* _Recorded data_:
-=-=-=-=-
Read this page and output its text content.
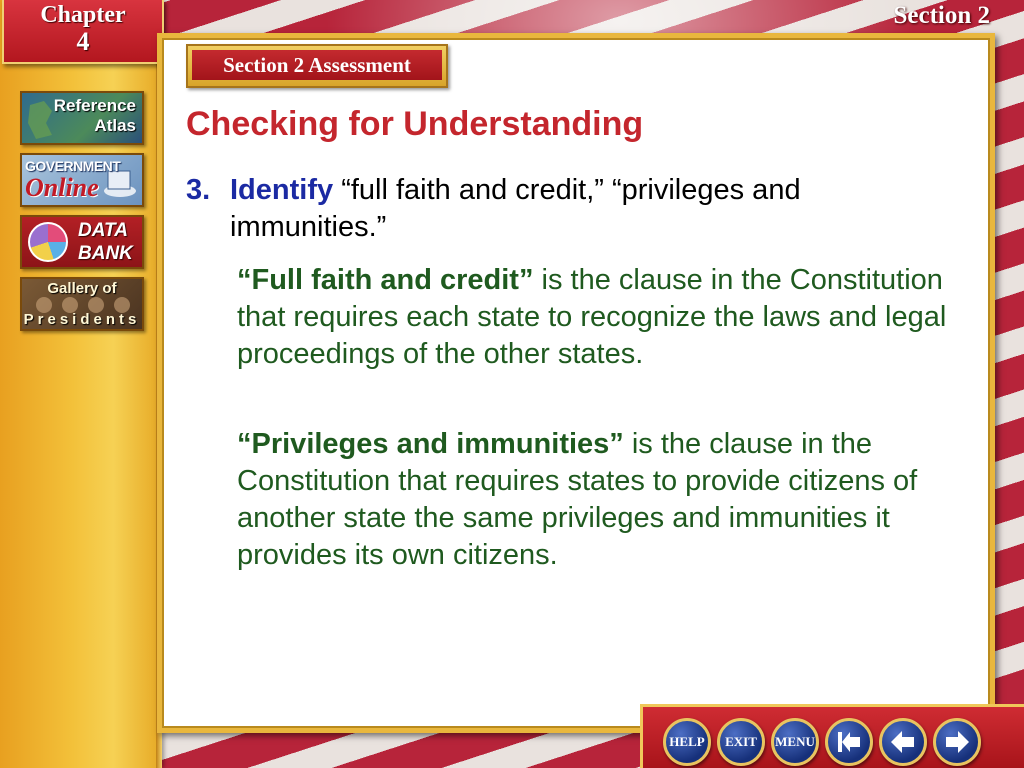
Chapter
4
Section 2
Reference
Atlas
GOVERNMENT
Online
DATA
BANK
Gallery of
Presidents
Section 2 Assessment
Checking for Understanding
3. Identify “full faith and credit,” “privileges and immunities.”
“Full faith and credit” is the clause in the Constitution that requires each state to recognize the laws and legal proceedings of the other states.
“Privileges and immunities” is the clause in the Constitution that requires states to provide citizens of another state the same privileges and immunities it provides its own citizens.
HELP	EXIT	MENU
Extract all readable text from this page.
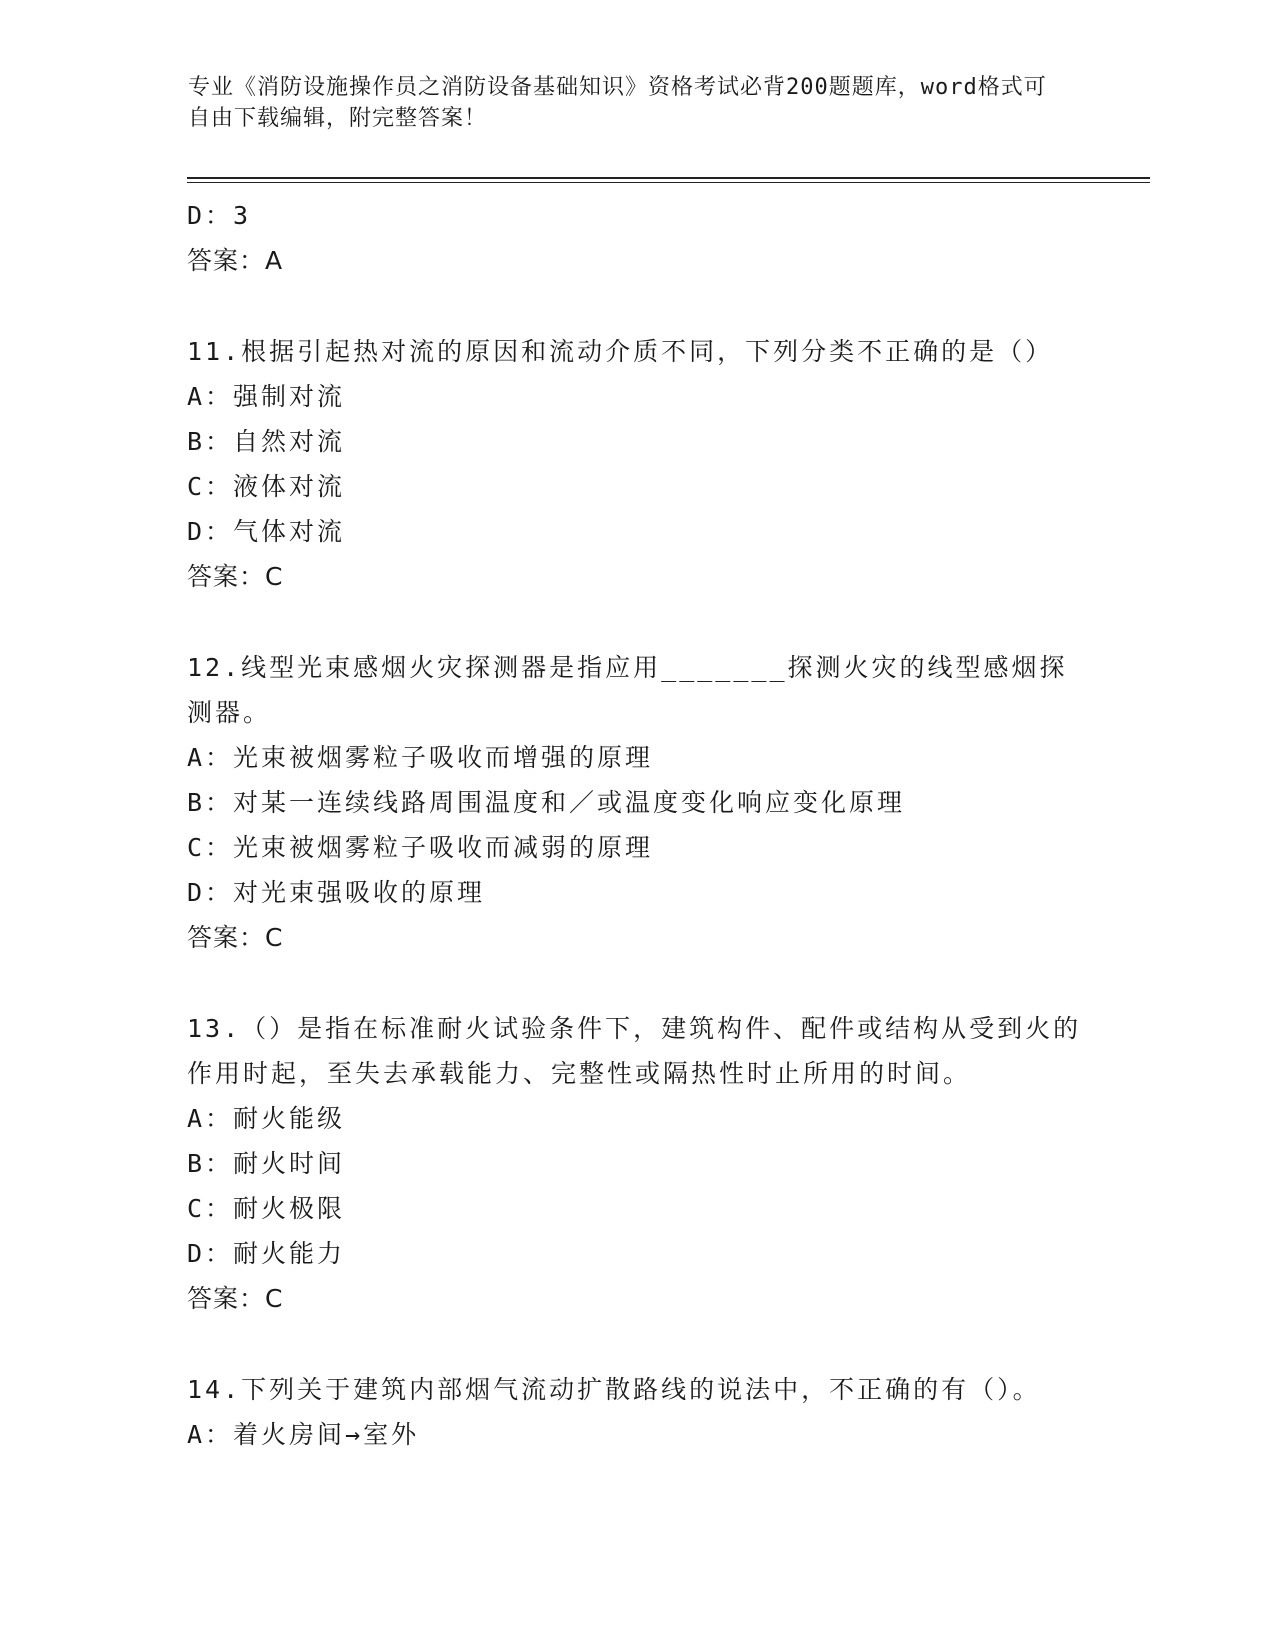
专业《消防设施操作员之消防设备基础知识》资格考试必背200题题库，word格式可自由下载编辑，附完整答案！
D：3
答案：A
11.根据引起热对流的原因和流动介质不同，下列分类不正确的是（）
A：强制对流
B：自然对流
C：液体对流
D：气体对流
答案：C
12.线型光束感烟火灾探测器是指应用_______探测火灾的线型感烟探测器。
A：光束被烟雾粒子吸收而增强的原理
B：对某一连续线路周围温度和／或温度变化响应变化原理
C：光束被烟雾粒子吸收而减弱的原理
D：对光束强吸收的原理
答案：C
13.（）是指在标准耐火试验条件下，建筑构件、配件或结构从受到火的作用时起，至失去承载能力、完整性或隔热性时止所用的时间。
A：耐火能级
B：耐火时间
C：耐火极限
D：耐火能力
答案：C
14.下列关于建筑内部烟气流动扩散路线的说法中，不正确的有（）。
A：着火房间→室外
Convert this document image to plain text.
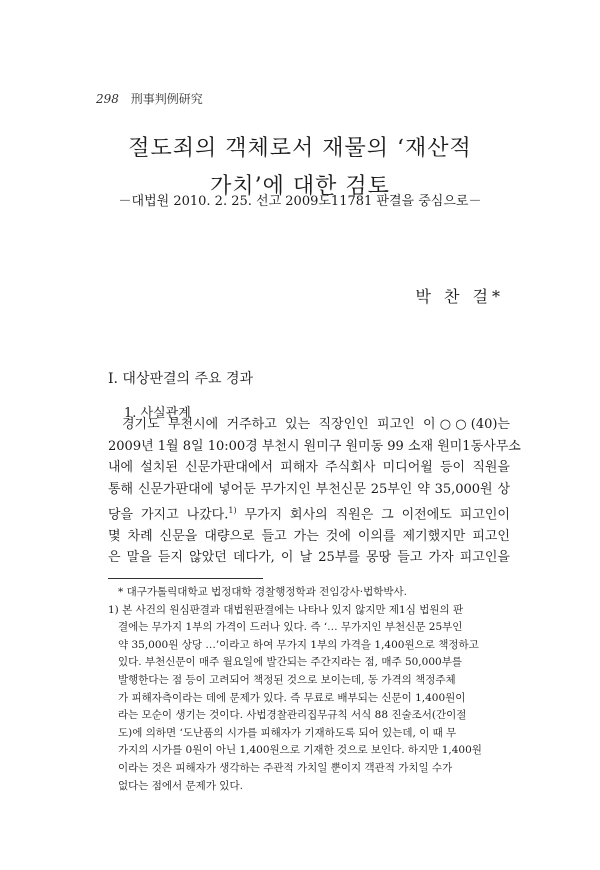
298 刑事判例研究
절도죄의 객체로서 재물의 ‘재산적
가치’에 대한 검토
－대법원 2010. 2. 25. 선고 2009도11781 판결을 중심으로－
박 찬 걸*
Ⅰ. 대상판결의 주요 경과
1. 사실관계
경기도 부천시에 거주하고 있는 직장인인 피고인 이○○(40)는
2009년 1월 8일 10:00경 부천시 원미구 원미동 99 소재 원미1동사무소
내에 설치된 신문가판대에서 피해자 주식회사 미디어윌 등이 직원을
통해 신문가판대에 넣어둔 무가지인 부천신문 25부인 약 35,000원 상
당을 가지고 나갔다.$^{1)}$ 무가지 회사의 직원은 그 이전에도 피고인이
몇 차례 신문을 대량으로 들고 가는 것에 이의를 제기했지만 피고인
은 말을 듣지 않았던 데다가, 이 날 25부를 몽땅 들고 가자 피고인을
* 대구가톨릭대학교 법정대학 경찰행정학과 전임강사·법학박사.
1) 본 사건의 원심판결과 대법원판결에는 나타나 있지 않지만 제1심 법원의 판
결에는 무가지 1부의 가격이 드러나 있다. 즉 ‘… 무가지인 부천신문 25부인
약 35,000원 상당 …’이라고 하여 무가지 1부의 가격을 1,400원으로 책정하고
있다. 부천신문이 매주 월요일에 발간되는 주간지라는 점, 매주 50,000부를
발행한다는 점 등이 고려되어 책정된 것으로 보이는데, 동 가격의 책정주체
가 피해자측이라는 데에 문제가 있다. 즉 무료로 배부되는 신문이 1,400원이
라는 모순이 생기는 것이다. 사법경찰관리집무규칙 서식 88 진술조서(간이절
도)에 의하면 ‘도난품의 시가를 피해자가 기재하도록 되어 있는데, 이 때 무
가지의 시가를 0원이 아닌 1,400원으로 기재한 것으로 보인다. 하지만 1,400원
이라는 것은 피해자가 생각하는 주관적 가치일 뿐이지 객관적 가치일 수가
없다는 점에서 문제가 있다.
-=-=-=-=-
* _Required work_: Every record gets retyped exactly; no picture goes into the copy.

* _Full answer_:
Read this page and output its text content.
Chapter
4
Section 2
Reference
Atlas
GOVERNMENT
Online
DATA
BANK
Gallery of
Presidents
Section 2 Assessment
Checking for Understanding
3. Identify “full faith and credit,” “privileges and immunities.”
“Full faith and credit” is the clause in the Constitution that requires each state to recognize the laws and legal proceedings of the other states.
“Privileges and immunities” is the clause in the Constitution that requires states to provide citizens of another state the same privileges and immunities it provides its own citizens.
HELP	EXIT	MENU
Extract all readable text from this page.
专业《消防设施操作员之消防设备基础知识》资格考试必背200题题库，word格式可自由下载编辑，附完整答案！
D：3
答案：A
11.根据引起热对流的原因和流动介质不同，下列分类不正确的是（）
A：强制对流
B：自然对流
C：液体对流
D：气体对流
答案：C
12.线型光束感烟火灾探测器是指应用_______探测火灾的线型感烟探测器。
A：光束被烟雾粒子吸收而增强的原理
B：对某一连续线路周围温度和／或温度变化响应变化原理
C：光束被烟雾粒子吸收而减弱的原理
D：对光束强吸收的原理
答案：C
13.（）是指在标准耐火试验条件下，建筑构件、配件或结构从受到火的作用时起，至失去承载能力、完整性或隔热性时止所用的时间。
A：耐火能级
B：耐火时间
C：耐火极限
D：耐火能力
答案：C
14.下列关于建筑内部烟气流动扩散路线的说法中，不正确的有（）。
A：着火房间→室外
Convert this document image to plain text.
298 刑事判例研究
절도죄의 객체로서 재물의 ‘재산적
가치’에 대한 검토
－대법원 2010. 2. 25. 선고 2009도11781 판결을 중심으로－
박 찬 걸*
Ⅰ. 대상판결의 주요 경과
1. 사실관계
경기도 부천시에 거주하고 있는 직장인인 피고인 이○○(40)는
2009년 1월 8일 10:00경 부천시 원미구 원미동 99 소재 원미1동사무소
내에 설치된 신문가판대에서 피해자 주식회사 미디어윌 등이 직원을
통해 신문가판대에 넣어둔 무가지인 부천신문 25부인 약 35,000원 상
당을 가지고 나갔다.$^{1)}$ 무가지 회사의 직원은 그 이전에도 피고인이
몇 차례 신문을 대량으로 들고 가는 것에 이의를 제기했지만 피고인
은 말을 듣지 않았던 데다가, 이 날 25부를 몽땅 들고 가자 피고인을
* 대구가톨릭대학교 법정대학 경찰행정학과 전임강사·법학박사.
1) 본 사건의 원심판결과 대법원판결에는 나타나 있지 않지만 제1심 법원의 판
결에는 무가지 1부의 가격이 드러나 있다. 즉 ‘… 무가지인 부천신문 25부인
약 35,000원 상당 …’이라고 하여 무가지 1부의 가격을 1,400원으로 책정하고
있다. 부천신문이 매주 월요일에 발간되는 주간지라는 점, 매주 50,000부를
발행한다는 점 등이 고려되어 책정된 것으로 보이는데, 동 가격의 책정주체
가 피해자측이라는 데에 문제가 있다. 즉 무료로 배부되는 신문이 1,400원이
라는 모순이 생기는 것이다. 사법경찰관리집무규칙 서식 88 진술조서(간이절
도)에 의하면 ‘도난품의 시가를 피해자가 기재하도록 되어 있는데, 이 때 무
가지의 시가를 0원이 아닌 1,400원으로 기재한 것으로 보인다. 하지만 1,400원
이라는 것은 피해자가 생각하는 주관적 가치일 뿐이지 객관적 가치일 수가
없다는 점에서 문제가 있다.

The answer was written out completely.